__Work to do__: Work through the data line by line, gathering every line that has the word "accent".

__Exercise materials__:
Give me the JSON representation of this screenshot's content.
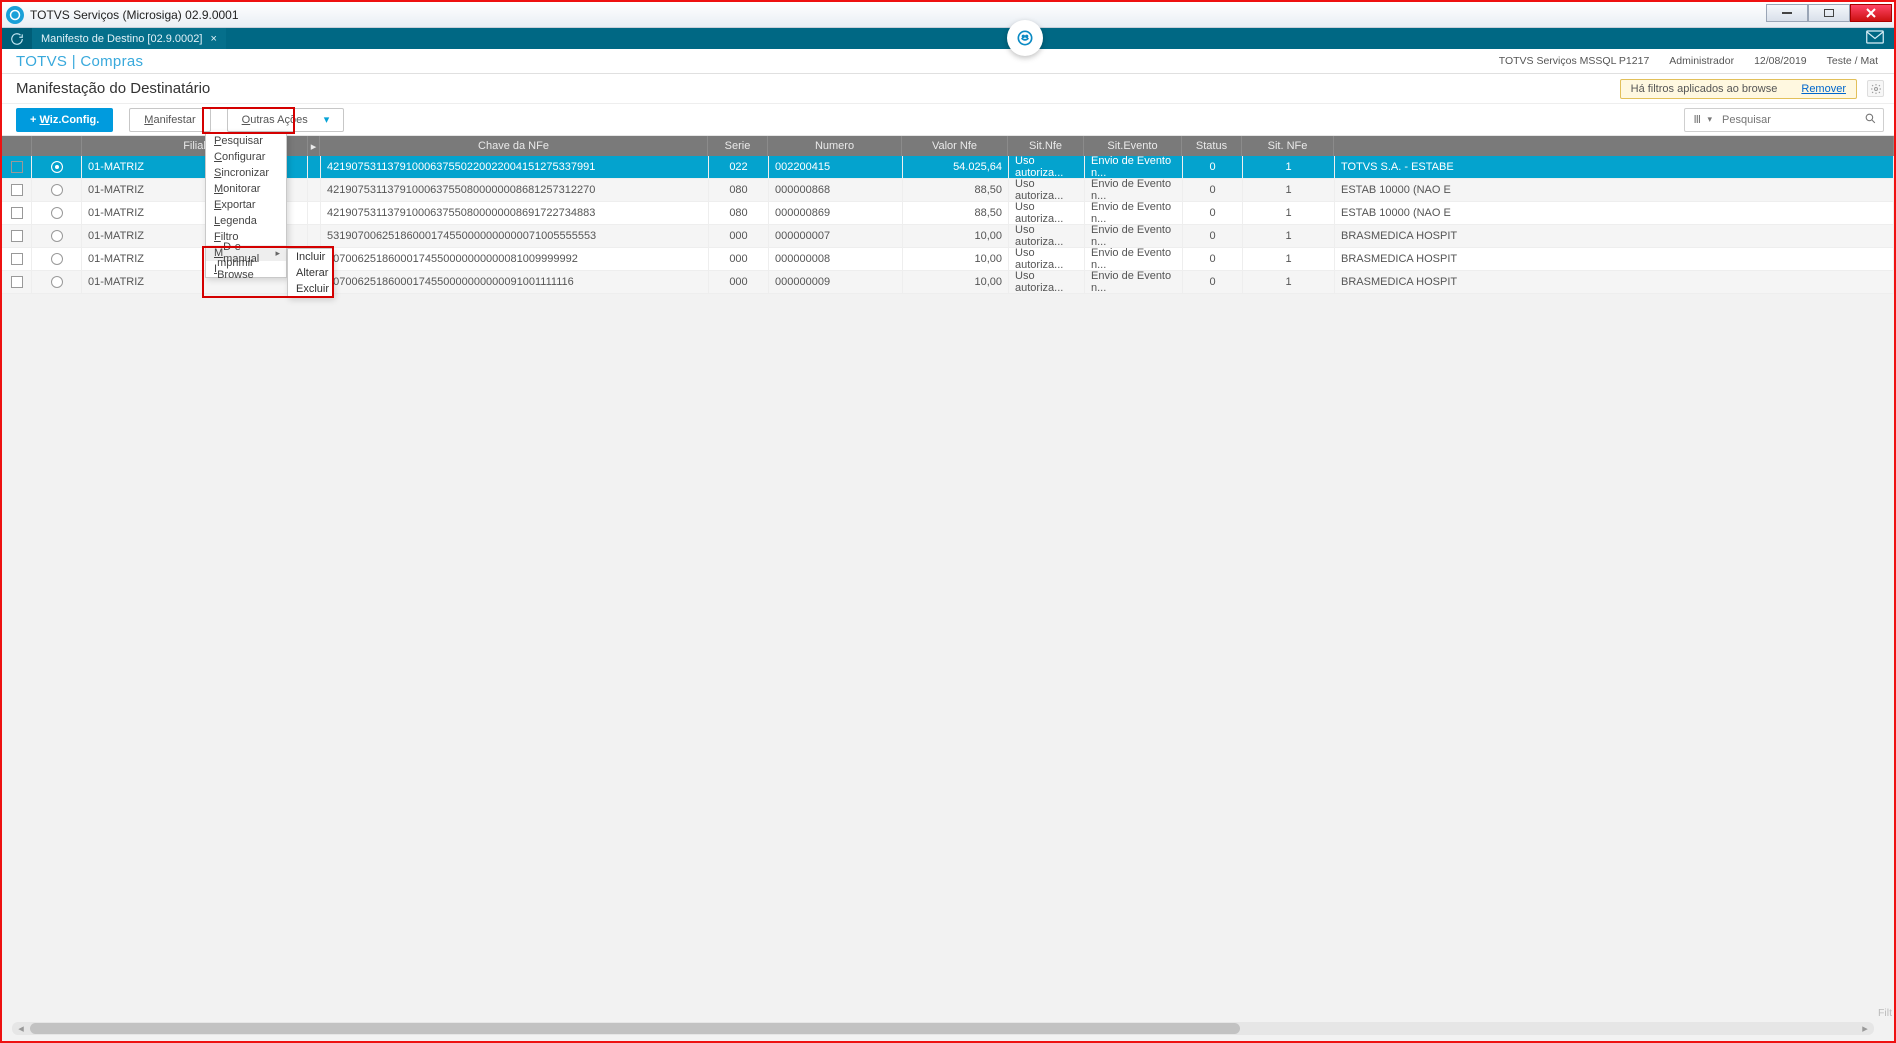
{
  "window": {
    "title": "TOTVS Serviços (Microsiga) 02.9.0001"
  },
  "tab": {
    "label": "Manifesto de Destino [02.9.0002]"
  },
  "module": "TOTVS | Compras",
  "meta": {
    "server": "TOTVS Serviços MSSQL P1217",
    "user": "Administrador",
    "date": "12/08/2019",
    "env": "Teste / Mat"
  },
  "routineTitle": "Manifestação do Destinatário",
  "filterBanner": {
    "text": "Há filtros aplicados ao browse",
    "link": "Remover"
  },
  "buttons": {
    "wiz": "+ Wiz.Config.",
    "manifestar": "Manifestar",
    "outras": "Outras Ações"
  },
  "search": {
    "placeholder": "Pesquisar"
  },
  "cols": {
    "filial": "Filial",
    "expand": "▸",
    "chave": "Chave da NFe",
    "serie": "Serie",
    "numero": "Numero",
    "valor": "Valor Nfe",
    "sitnfe": "Sit.Nfe",
    "sitev": "Sit.Evento",
    "status": "Status",
    "sit2": "Sit. NFe"
  },
  "rows": [
    {
      "selected": true,
      "filial": "01-MATRIZ",
      "chave": "42190753113791000637550220022004151275337991",
      "serie": "022",
      "numero": "002200415",
      "valor": "54.025,64",
      "sitnfe": "Uso autoriza...",
      "sitev": "Envio de Evento n...",
      "status": "0",
      "sit2": "1",
      "desc": "TOTVS S.A. - ESTABE"
    },
    {
      "selected": false,
      "filial": "01-MATRIZ",
      "chave": "42190753113791000637550800000008681257312270",
      "serie": "080",
      "numero": "000000868",
      "valor": "88,50",
      "sitnfe": "Uso autoriza...",
      "sitev": "Envio de Evento n...",
      "status": "0",
      "sit2": "1",
      "desc": "ESTAB 10000 (NAO E"
    },
    {
      "selected": false,
      "filial": "01-MATRIZ",
      "chave": "42190753113791000637550800000008691722734883",
      "serie": "080",
      "numero": "000000869",
      "valor": "88,50",
      "sitnfe": "Uso autoriza...",
      "sitev": "Envio de Evento n...",
      "status": "0",
      "sit2": "1",
      "desc": "ESTAB 10000 (NAO E"
    },
    {
      "selected": false,
      "filial": "01-MATRIZ",
      "chave": "53190700625186000174550000000000071005555553",
      "serie": "000",
      "numero": "000000007",
      "valor": "10,00",
      "sitnfe": "Uso autoriza...",
      "sitev": "Envio de Evento n...",
      "status": "0",
      "sit2": "1",
      "desc": "BRASMEDICA HOSPIT"
    },
    {
      "selected": false,
      "filial": "01-MATRIZ",
      "chave": "90700625186000174550000000000081009999992",
      "serie": "000",
      "numero": "000000008",
      "valor": "10,00",
      "sitnfe": "Uso autoriza...",
      "sitev": "Envio de Evento n...",
      "status": "0",
      "sit2": "1",
      "desc": "BRASMEDICA HOSPIT"
    },
    {
      "selected": false,
      "filial": "01-MATRIZ",
      "chave": "90700625186000174550000000000091001111116",
      "serie": "000",
      "numero": "000000009",
      "valor": "10,00",
      "sitnfe": "Uso autoriza...",
      "sitev": "Envio de Evento n...",
      "status": "0",
      "sit2": "1",
      "desc": "BRASMEDICA HOSPIT"
    }
  ],
  "menu": {
    "items": [
      "Pesquisar",
      "Configurar",
      "Sincronizar",
      "Monitorar",
      "Exportar",
      "Legenda",
      "Filtro",
      "MD-e manual",
      "Imprimir Browse"
    ],
    "submenuIndex": 7,
    "submenu": [
      "Incluir",
      "Alterar",
      "Excluir"
    ]
  },
  "filtLabel": "Filt"
}
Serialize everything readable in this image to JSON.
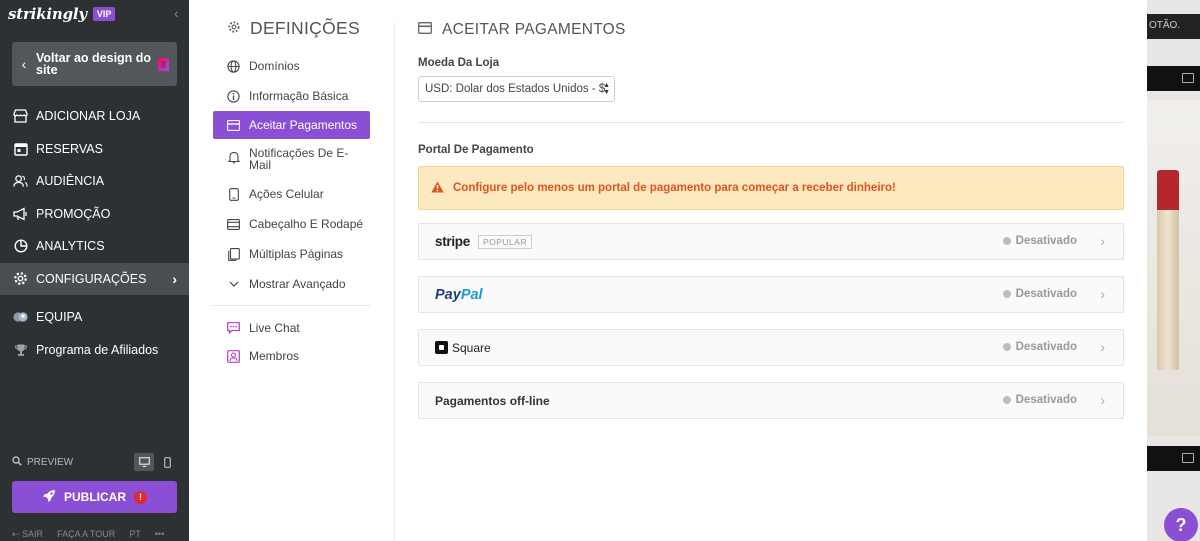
{
  "brand": {
    "logo_text": "strikingly",
    "badge": "VIP"
  },
  "sidebar": {
    "back_label": "Voltar ao design do site",
    "nav": [
      {
        "label": "ADICIONAR LOJA",
        "icon": "store-icon"
      },
      {
        "label": "RESERVAS",
        "icon": "calendar-icon"
      },
      {
        "label": "AUDIÊNCIA",
        "icon": "users-icon"
      },
      {
        "label": "PROMOÇÃO",
        "icon": "megaphone-icon"
      },
      {
        "label": "ANALYTICS",
        "icon": "pie-chart-icon"
      },
      {
        "label": "CONFIGURAÇÕES",
        "icon": "gear-icon"
      },
      {
        "label": "EQUIPA",
        "icon": "team-icon"
      },
      {
        "label": "Programa de Afiliados",
        "icon": "trophy-icon"
      }
    ],
    "preview_label": "PREVIEW",
    "publish_label": "PUBLICAR",
    "publish_alert": "!",
    "bottom_links": {
      "exit": "SAIR",
      "tour": "FAÇA A TOUR",
      "lang": "PT",
      "more": "•••"
    }
  },
  "settings": {
    "title": "DEFINIÇÕES",
    "items": [
      {
        "label": "Domínios",
        "icon": "globe-icon"
      },
      {
        "label": "Informação Básica",
        "icon": "info-icon"
      },
      {
        "label": "Aceitar Pagamentos",
        "icon": "card-icon"
      },
      {
        "label": "Notificações De E-Mail",
        "icon": "bell-icon"
      },
      {
        "label": "Ações Celular",
        "icon": "mobile-icon"
      },
      {
        "label": "Cabeçalho E Rodapé",
        "icon": "layout-icon"
      },
      {
        "label": "Múltiplas Páginas",
        "icon": "pages-icon"
      },
      {
        "label": "Mostrar Avançado",
        "icon": "chevron-down-icon"
      },
      {
        "label": "Live Chat",
        "icon": "chat-icon"
      },
      {
        "label": "Membros",
        "icon": "member-icon"
      }
    ]
  },
  "payments": {
    "title": "ACEITAR PAGAMENTOS",
    "currency_label": "Moeda Da Loja",
    "currency_value": "USD: Dolar dos Estados Unidos - $",
    "portal_label": "Portal De Pagamento",
    "alert": "Configure pelo menos um portal de pagamento para começar a receber dinheiro!",
    "gateways": {
      "stripe": {
        "name": "stripe",
        "tag": "POPULAR",
        "status": "Desativado"
      },
      "paypal": {
        "pay": "Pay",
        "pal": "Pal",
        "status": "Desativado"
      },
      "square": {
        "name": "Square",
        "status": "Desativado"
      },
      "offline": {
        "name": "Pagamentos off-line",
        "status": "Desativado"
      }
    }
  },
  "preview": {
    "top_text": "OTÃO."
  },
  "help": {
    "label": "?"
  },
  "colors": {
    "accent": "#8b4fd6",
    "sidebar": "#2e3134",
    "alert_bg": "#fde9c0",
    "alert_text": "#e0541e"
  }
}
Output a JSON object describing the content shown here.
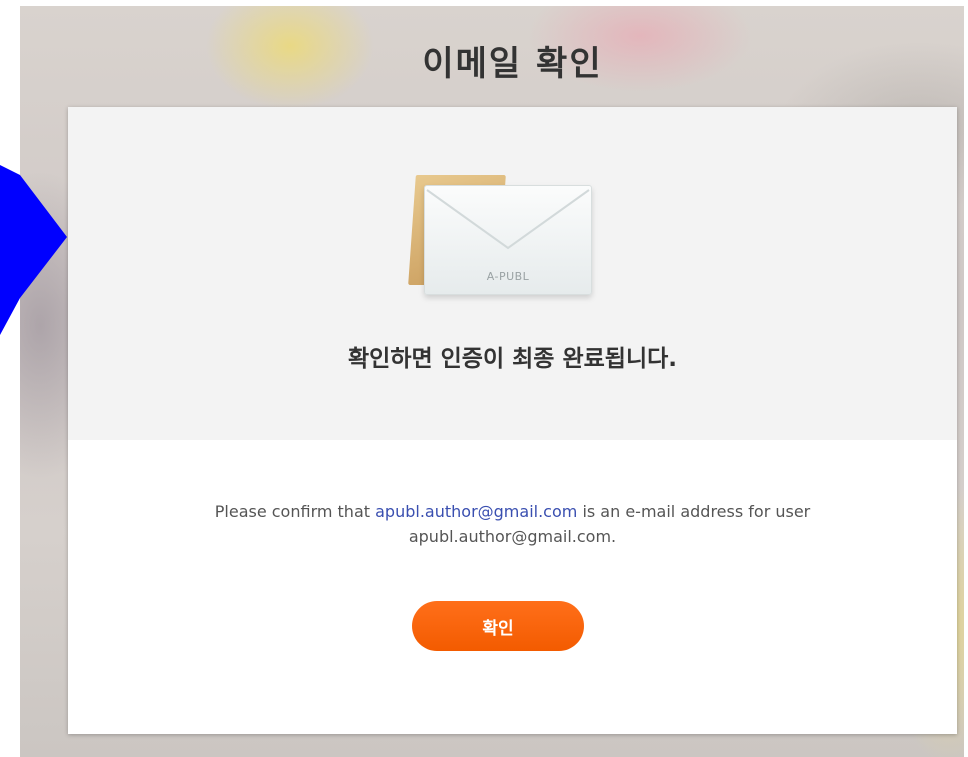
{
  "header": {
    "title": "이메일 확인"
  },
  "envelope": {
    "brand": "A-PUBL"
  },
  "card": {
    "headline": "확인하면 인증이 최종 완료됩니다.",
    "message_prefix": "Please confirm that",
    "email_link": "apubl.author@gmail.com",
    "message_suffix": "is an e-mail address for user",
    "user_email": "apubl.author@gmail.com.",
    "confirm_button": "확인"
  },
  "colors": {
    "accent": "#f35b00",
    "link": "#3a4fb0",
    "pointer": "#0000ff"
  }
}
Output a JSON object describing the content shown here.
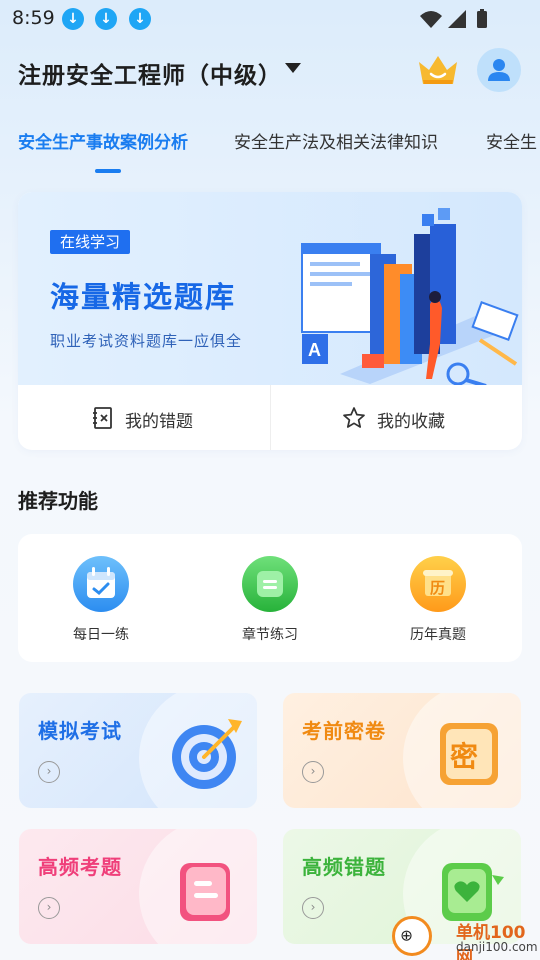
{
  "status_bar": {
    "time": "8:59"
  },
  "header": {
    "title": "注册安全工程师（中级）",
    "crown_icon": "crown-icon",
    "avatar_icon": "user-avatar-icon"
  },
  "tabs": [
    {
      "label": "安全生产事故案例分析",
      "active": true
    },
    {
      "label": "安全生产法及相关法律知识",
      "active": false
    },
    {
      "label": "安全生",
      "active": false
    }
  ],
  "banner": {
    "tag": "在线学习",
    "title": "海量精选题库",
    "subtitle": "职业考试资料题库一应俱全",
    "actions": [
      {
        "label": "我的错题",
        "icon": "wrong-questions-icon"
      },
      {
        "label": "我的收藏",
        "icon": "star-icon"
      }
    ]
  },
  "recommend": {
    "title": "推荐功能",
    "items": [
      {
        "label": "每日一练",
        "icon": "calendar-icon"
      },
      {
        "label": "章节练习",
        "icon": "chapter-icon"
      },
      {
        "label": "历年真题",
        "icon": "history-icon"
      }
    ]
  },
  "tiles": [
    {
      "label": "模拟考试",
      "icon": "target-icon",
      "color": "#1f6fe6"
    },
    {
      "label": "考前密卷",
      "icon": "secret-paper-icon",
      "color": "#f08a12"
    },
    {
      "label": "高频考题",
      "icon": "frequent-questions-icon",
      "color": "#ef3f7a"
    },
    {
      "label": "高频错题",
      "icon": "frequent-wrong-icon",
      "color": "#3cb33c"
    }
  ],
  "colors": {
    "accent": "#1a7df0",
    "download_badge": "#1fa6f5"
  },
  "watermark": {
    "brand": "单机100网",
    "domain": "danji100.com"
  }
}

__Full solution__:
    "accent": "#8b4fd6",
    "accent": "#f35b00",
    "accent": "#1a7df0",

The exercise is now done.